## Directive:
Report only the number of lines that hold the word "malaltia".

## Information given:
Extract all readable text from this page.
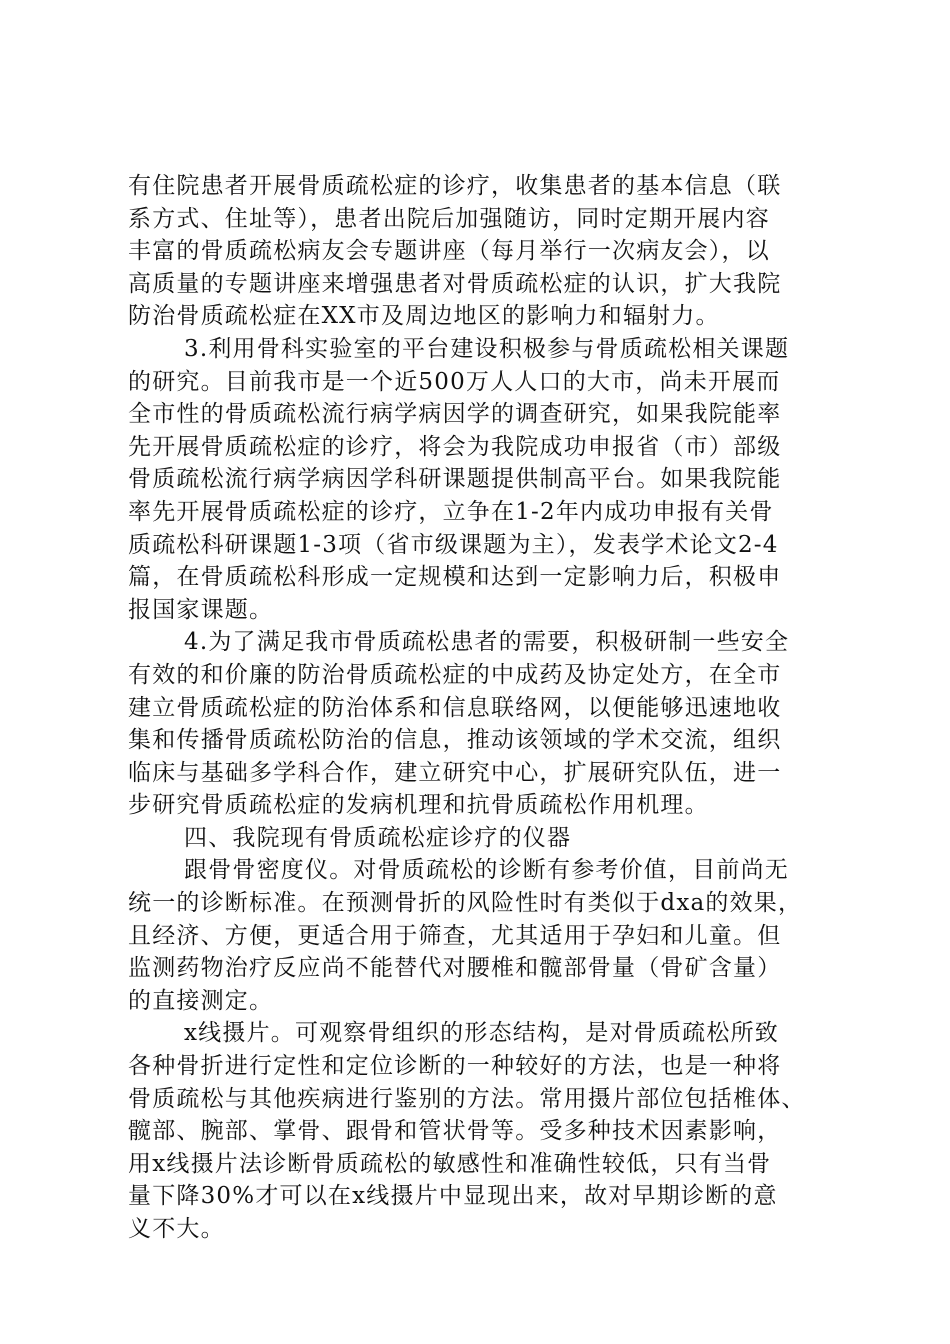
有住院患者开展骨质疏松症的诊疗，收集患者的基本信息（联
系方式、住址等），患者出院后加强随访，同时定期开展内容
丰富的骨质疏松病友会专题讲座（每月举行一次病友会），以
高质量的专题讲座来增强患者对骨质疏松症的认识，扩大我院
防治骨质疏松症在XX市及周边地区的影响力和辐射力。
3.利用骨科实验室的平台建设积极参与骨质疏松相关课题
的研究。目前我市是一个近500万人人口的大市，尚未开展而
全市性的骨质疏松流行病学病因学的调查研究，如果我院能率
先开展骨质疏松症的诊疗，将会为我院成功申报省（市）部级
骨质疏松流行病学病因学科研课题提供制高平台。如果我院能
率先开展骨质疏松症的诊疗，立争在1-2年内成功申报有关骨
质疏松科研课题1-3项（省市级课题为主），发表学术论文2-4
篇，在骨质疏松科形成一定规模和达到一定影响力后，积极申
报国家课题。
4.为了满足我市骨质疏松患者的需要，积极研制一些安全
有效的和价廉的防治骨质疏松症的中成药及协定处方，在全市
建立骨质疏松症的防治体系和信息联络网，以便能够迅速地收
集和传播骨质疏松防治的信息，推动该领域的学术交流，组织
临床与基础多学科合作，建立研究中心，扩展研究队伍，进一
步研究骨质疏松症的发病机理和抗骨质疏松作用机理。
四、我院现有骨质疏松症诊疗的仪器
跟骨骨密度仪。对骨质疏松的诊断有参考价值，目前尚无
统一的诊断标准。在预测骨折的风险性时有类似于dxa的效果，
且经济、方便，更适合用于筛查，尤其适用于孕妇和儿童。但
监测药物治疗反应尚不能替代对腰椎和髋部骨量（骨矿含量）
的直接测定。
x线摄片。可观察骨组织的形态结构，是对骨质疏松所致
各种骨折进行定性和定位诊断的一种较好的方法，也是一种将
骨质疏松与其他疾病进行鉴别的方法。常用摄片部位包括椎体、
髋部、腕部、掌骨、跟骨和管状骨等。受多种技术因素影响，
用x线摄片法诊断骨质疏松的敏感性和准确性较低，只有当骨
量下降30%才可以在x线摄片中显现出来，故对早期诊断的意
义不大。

...

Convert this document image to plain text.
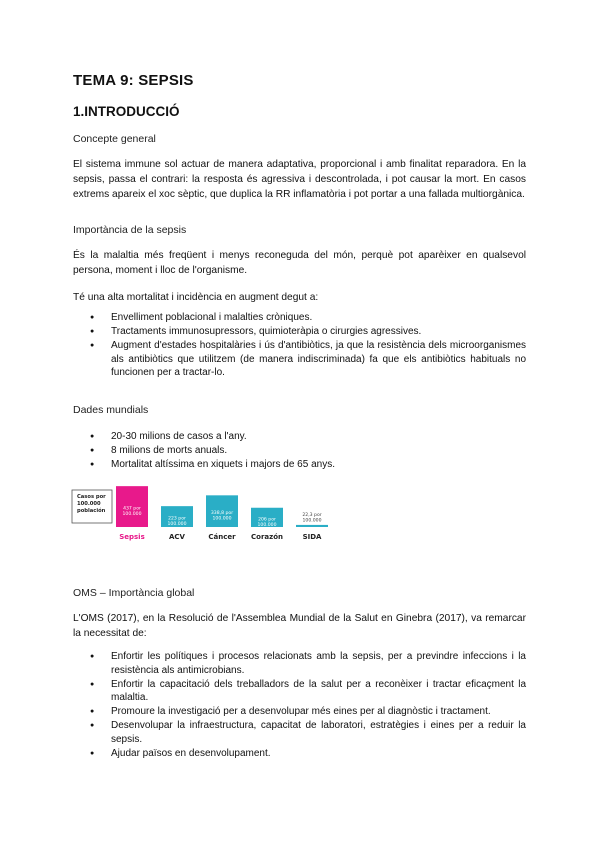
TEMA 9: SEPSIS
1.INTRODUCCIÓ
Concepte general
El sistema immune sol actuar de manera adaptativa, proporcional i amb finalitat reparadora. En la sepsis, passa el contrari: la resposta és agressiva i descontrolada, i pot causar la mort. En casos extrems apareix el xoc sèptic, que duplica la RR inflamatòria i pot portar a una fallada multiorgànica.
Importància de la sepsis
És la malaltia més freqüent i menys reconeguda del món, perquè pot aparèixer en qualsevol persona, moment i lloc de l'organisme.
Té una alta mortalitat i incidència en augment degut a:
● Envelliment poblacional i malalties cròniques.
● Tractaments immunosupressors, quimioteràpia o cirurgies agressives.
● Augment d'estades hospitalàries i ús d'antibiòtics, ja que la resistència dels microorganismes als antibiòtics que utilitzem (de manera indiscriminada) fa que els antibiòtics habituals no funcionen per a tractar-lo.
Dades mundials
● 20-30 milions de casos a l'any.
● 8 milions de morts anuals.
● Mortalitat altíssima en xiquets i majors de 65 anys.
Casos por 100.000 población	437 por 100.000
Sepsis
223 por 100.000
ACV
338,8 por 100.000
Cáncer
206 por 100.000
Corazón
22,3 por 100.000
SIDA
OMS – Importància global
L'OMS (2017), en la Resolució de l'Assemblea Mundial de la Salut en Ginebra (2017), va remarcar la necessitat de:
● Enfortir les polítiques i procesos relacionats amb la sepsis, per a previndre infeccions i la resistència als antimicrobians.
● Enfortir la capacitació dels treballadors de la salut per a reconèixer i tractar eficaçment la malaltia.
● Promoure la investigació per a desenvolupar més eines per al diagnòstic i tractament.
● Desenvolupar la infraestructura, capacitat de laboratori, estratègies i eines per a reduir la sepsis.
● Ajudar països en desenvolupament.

## Correct result:
2